Requirements: All entries are to be given again verbatim.

::: Supplied data

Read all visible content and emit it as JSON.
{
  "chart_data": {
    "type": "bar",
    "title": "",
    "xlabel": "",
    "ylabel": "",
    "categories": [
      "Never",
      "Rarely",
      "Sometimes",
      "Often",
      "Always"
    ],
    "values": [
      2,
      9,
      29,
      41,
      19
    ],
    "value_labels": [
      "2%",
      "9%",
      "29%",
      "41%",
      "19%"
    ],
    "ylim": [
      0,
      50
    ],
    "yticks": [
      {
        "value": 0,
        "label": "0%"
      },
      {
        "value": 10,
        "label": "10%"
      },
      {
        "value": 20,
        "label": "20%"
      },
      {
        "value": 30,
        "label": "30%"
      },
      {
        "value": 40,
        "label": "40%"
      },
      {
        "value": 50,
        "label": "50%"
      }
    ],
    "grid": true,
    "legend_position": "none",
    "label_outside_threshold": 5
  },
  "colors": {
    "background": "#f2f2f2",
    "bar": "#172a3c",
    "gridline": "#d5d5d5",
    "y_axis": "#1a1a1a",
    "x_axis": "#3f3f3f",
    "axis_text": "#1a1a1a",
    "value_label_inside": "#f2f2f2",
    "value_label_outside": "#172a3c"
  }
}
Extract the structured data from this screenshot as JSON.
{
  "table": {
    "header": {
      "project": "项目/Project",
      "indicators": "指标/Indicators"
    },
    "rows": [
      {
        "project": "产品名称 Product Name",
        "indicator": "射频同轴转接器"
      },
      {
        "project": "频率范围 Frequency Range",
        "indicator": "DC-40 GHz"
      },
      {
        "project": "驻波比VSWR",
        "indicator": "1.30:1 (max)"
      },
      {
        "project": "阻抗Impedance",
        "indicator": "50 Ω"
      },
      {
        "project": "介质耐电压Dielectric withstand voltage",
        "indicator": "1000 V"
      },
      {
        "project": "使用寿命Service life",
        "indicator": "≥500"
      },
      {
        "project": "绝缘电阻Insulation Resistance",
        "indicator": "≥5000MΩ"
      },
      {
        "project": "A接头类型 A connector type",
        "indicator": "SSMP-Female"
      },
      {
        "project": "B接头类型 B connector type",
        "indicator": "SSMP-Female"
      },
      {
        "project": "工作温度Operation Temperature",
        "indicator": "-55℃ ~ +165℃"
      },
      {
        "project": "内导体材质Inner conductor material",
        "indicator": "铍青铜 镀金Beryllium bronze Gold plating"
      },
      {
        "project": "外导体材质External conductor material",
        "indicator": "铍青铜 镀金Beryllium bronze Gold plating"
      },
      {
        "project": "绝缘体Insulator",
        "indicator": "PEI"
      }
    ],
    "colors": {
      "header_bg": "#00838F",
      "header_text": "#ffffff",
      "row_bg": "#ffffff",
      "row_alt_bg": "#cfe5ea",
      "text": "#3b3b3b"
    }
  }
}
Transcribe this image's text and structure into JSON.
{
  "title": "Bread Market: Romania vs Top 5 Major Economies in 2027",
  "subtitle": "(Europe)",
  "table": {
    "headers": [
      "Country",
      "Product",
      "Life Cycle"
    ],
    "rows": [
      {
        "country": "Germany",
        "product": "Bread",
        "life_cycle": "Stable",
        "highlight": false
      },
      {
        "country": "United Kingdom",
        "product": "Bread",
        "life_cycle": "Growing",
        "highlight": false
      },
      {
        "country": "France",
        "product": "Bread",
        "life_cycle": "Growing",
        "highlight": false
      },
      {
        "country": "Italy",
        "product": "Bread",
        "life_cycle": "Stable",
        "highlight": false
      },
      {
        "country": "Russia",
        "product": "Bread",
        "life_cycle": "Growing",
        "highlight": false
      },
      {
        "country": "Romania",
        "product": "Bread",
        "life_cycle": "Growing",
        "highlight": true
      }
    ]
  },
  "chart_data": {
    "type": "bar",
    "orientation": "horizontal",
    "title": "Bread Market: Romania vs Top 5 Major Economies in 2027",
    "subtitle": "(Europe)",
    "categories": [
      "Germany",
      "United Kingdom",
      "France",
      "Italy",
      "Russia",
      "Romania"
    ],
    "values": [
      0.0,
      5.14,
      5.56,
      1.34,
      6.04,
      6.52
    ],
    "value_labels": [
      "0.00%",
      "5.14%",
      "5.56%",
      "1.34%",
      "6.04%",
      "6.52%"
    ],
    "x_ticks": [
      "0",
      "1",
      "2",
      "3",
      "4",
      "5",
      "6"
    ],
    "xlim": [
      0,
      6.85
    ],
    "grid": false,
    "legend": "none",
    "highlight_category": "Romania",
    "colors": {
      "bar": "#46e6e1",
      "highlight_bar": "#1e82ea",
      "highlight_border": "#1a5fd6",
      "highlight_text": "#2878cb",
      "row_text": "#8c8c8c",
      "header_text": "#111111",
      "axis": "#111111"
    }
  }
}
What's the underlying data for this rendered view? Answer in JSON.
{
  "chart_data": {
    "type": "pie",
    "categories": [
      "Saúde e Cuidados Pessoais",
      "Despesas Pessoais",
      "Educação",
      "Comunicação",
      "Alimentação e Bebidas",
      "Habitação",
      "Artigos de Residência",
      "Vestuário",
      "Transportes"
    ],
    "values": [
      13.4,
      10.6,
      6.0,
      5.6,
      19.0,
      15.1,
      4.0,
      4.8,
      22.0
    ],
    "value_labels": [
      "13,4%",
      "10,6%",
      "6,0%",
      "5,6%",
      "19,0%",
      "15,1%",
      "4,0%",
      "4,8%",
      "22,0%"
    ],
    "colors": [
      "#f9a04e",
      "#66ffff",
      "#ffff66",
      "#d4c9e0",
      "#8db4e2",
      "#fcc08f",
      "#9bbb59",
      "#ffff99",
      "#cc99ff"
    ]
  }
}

::::::

Exercise answer:
Read all visible content and emit it as JSON.
{
  "chart_data": {
    "type": "bar",
    "title": "",
    "xlabel": "",
    "ylabel": "",
    "categories": [
      "Never",
      "Rarely",
      "Sometimes",
      "Often",
      "Always"
    ],
    "values": [
      2,
      9,
      29,
      41,
      19
    ],
    "value_labels": [
      "2%",
      "9%",
      "29%",
      "41%",
      "19%"
    ],
    "ylim": [
      0,
      50
    ],
    "yticks": [
      {
        "value": 0,
        "label": "0%"
      },
      {
        "value": 10,
        "label": "10%"
      },
      {
        "value": 20,
        "label": "20%"
      },
      {
        "value": 30,
        "label": "30%"
      },
      {
        "value": 40,
        "label": "40%"
      },
      {
        "value": 50,
        "label": "50%"
      }
    ],
    "grid": true,
    "legend_position": "none",
    "label_outside_threshold": 5
  },
  "colors": {
    "background": "#f2f2f2",
    "bar": "#172a3c",
    "gridline": "#d5d5d5",
    "y_axis": "#1a1a1a",
    "x_axis": "#3f3f3f",
    "axis_text": "#1a1a1a",
    "value_label_inside": "#f2f2f2",
    "value_label_outside": "#172a3c"
  }
}
Extract the structured data from this screenshot as JSON.
{
  "table": {
    "header": {
      "project": "项目/Project",
      "indicators": "指标/Indicators"
    },
    "rows": [
      {
        "project": "产品名称 Product Name",
        "indicator": "射频同轴转接器"
      },
      {
        "project": "频率范围 Frequency Range",
        "indicator": "DC-40 GHz"
      },
      {
        "project": "驻波比VSWR",
        "indicator": "1.30:1 (max)"
      },
      {
        "project": "阻抗Impedance",
        "indicator": "50 Ω"
      },
      {
        "project": "介质耐电压Dielectric withstand voltage",
        "indicator": "1000 V"
      },
      {
        "project": "使用寿命Service life",
        "indicator": "≥500"
      },
      {
        "project": "绝缘电阻Insulation Resistance",
        "indicator": "≥5000MΩ"
      },
      {
        "project": "A接头类型 A connector type",
        "indicator": "SSMP-Female"
      },
      {
        "project": "B接头类型 B connector type",
        "indicator": "SSMP-Female"
      },
      {
        "project": "工作温度Operation Temperature",
        "indicator": "-55℃ ~ +165℃"
      },
      {
        "project": "内导体材质Inner conductor material",
        "indicator": "铍青铜 镀金Beryllium bronze Gold plating"
      },
      {
        "project": "外导体材质External conductor material",
        "indicator": "铍青铜 镀金Beryllium bronze Gold plating"
      },
      {
        "project": "绝缘体Insulator",
        "indicator": "PEI"
      }
    ],
    "colors": {
      "header_bg": "#00838F",
      "header_text": "#ffffff",
      "row_bg": "#ffffff",
      "row_alt_bg": "#cfe5ea",
      "text": "#3b3b3b"
    }
  }
}
Transcribe this image's text and structure into JSON.
{
  "title": "Bread Market: Romania vs Top 5 Major Economies in 2027",
  "subtitle": "(Europe)",
  "table": {
    "headers": [
      "Country",
      "Product",
      "Life Cycle"
    ],
    "rows": [
      {
        "country": "Germany",
        "product": "Bread",
        "life_cycle": "Stable",
        "highlight": false
      },
      {
        "country": "United Kingdom",
        "product": "Bread",
        "life_cycle": "Growing",
        "highlight": false
      },
      {
        "country": "France",
        "product": "Bread",
        "life_cycle": "Growing",
        "highlight": false
      },
      {
        "country": "Italy",
        "product": "Bread",
        "life_cycle": "Stable",
        "highlight": false
      },
      {
        "country": "Russia",
        "product": "Bread",
        "life_cycle": "Growing",
        "highlight": false
      },
      {
        "country": "Romania",
        "product": "Bread",
        "life_cycle": "Growing",
        "highlight": true
      }
    ]
  },
  "chart_data": {
    "type": "bar",
    "orientation": "horizontal",
    "title": "Bread Market: Romania vs Top 5 Major Economies in 2027",
    "subtitle": "(Europe)",
    "categories": [
      "Germany",
      "United Kingdom",
      "France",
      "Italy",
      "Russia",
      "Romania"
    ],
    "values": [
      0.0,
      5.14,
      5.56,
      1.34,
      6.04,
      6.52
    ],
    "value_labels": [
      "0.00%",
      "5.14%",
      "5.56%",
      "1.34%",
      "6.04%",
      "6.52%"
    ],
    "x_ticks": [
      "0",
      "1",
      "2",
      "3",
      "4",
      "5",
      "6"
    ],
    "xlim": [
      0,
      6.85
    ],
    "grid": false,
    "legend": "none",
    "highlight_category": "Romania",
    "colors": {
      "bar": "#46e6e1",
      "highlight_bar": "#1e82ea",
      "highlight_border": "#1a5fd6",
      "highlight_text": "#2878cb",
      "row_text": "#8c8c8c",
      "header_text": "#111111",
      "axis": "#111111"
    }
  }
}
What's the underlying data for this rendered view? Answer in JSON.
{
  "chart_data": {
    "type": "pie",
    "categories": [
      "Saúde e Cuidados Pessoais",
      "Despesas Pessoais",
      "Educação",
      "Comunicação",
      "Alimentação e Bebidas",
      "Habitação",
      "Artigos de Residência",
      "Vestuário",
      "Transportes"
    ],
    "values": [
      13.4,
      10.6,
      6.0,
      5.6,
      19.0,
      15.1,
      4.0,
      4.8,
      22.0
    ],
    "value_labels": [
      "13,4%",
      "10,6%",
      "6,0%",
      "5,6%",
      "19,0%",
      "15,1%",
      "4,0%",
      "4,8%",
      "22,0%"
    ],
    "colors": [
      "#f9a04e",
      "#66ffff",
      "#ffff66",
      "#d4c9e0",
      "#8db4e2",
      "#fcc08f",
      "#9bbb59",
      "#ffff99",
      "#cc99ff"
    ]
  }
}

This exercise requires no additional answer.